[Data records]

--------------------

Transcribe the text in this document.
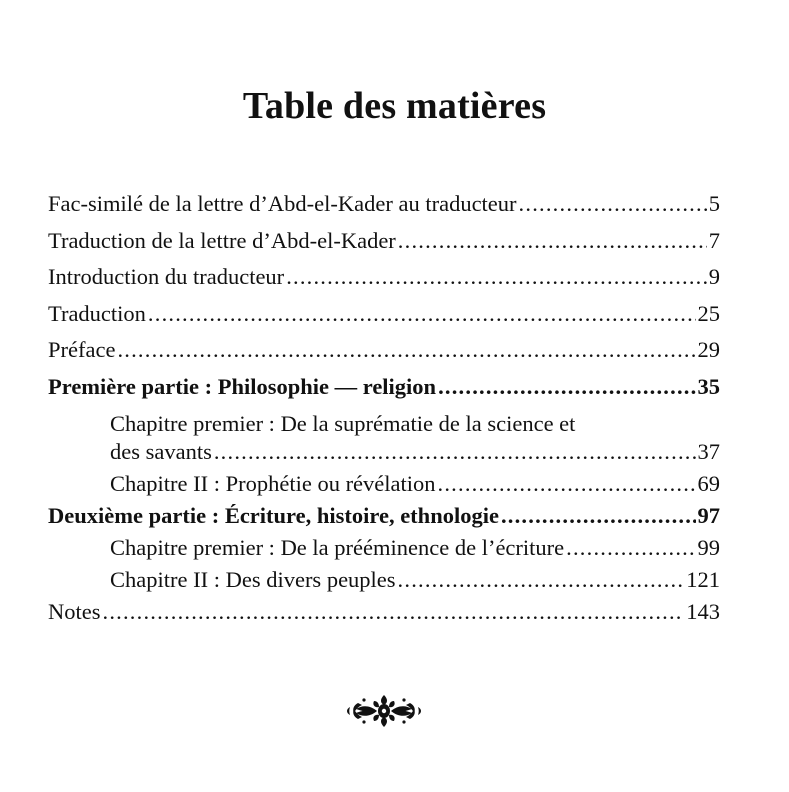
Table des matières
Fac-similé de la lettre d’Abd-el-Kader au traducteur .....	5
Traduction de la lettre d’Abd-el-Kader .....	7
Introduction du traducteur .....	9
Traduction .....	25
Préface .....	29
Première partie : Philosophie — religion .....	35
Chapitre premier : De la suprématie de la science et
des savants .....	37
Chapitre II : Prophétie ou révélation .....	69
Deuxième partie : Écriture, histoire, ethnologie .....	97
Chapitre premier : De la prééminence de l’écriture .....	99
Chapitre II : Des divers peuples .....	121
Notes .....	143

--------------------

Leave out the pictures and print each record exactly as it stands.

Transcribe the text in this document.
Table des matières
Fac-similé de la lettre d’Abd-el-Kader au traducteur .....	5
Traduction de la lettre d’Abd-el-Kader .....	7
Introduction du traducteur .....	9
Traduction .....	25
Préface .....	29
Première partie : Philosophie — religion .....	35
Chapitre premier : De la suprématie de la science et
des savants .....	37
Chapitre II : Prophétie ou révélation .....	69
Deuxième partie : Écriture, histoire, ethnologie .....	97
Chapitre premier : De la prééminence de l’écriture .....	99
Chapitre II : Des divers peuples .....	121
Notes .....	143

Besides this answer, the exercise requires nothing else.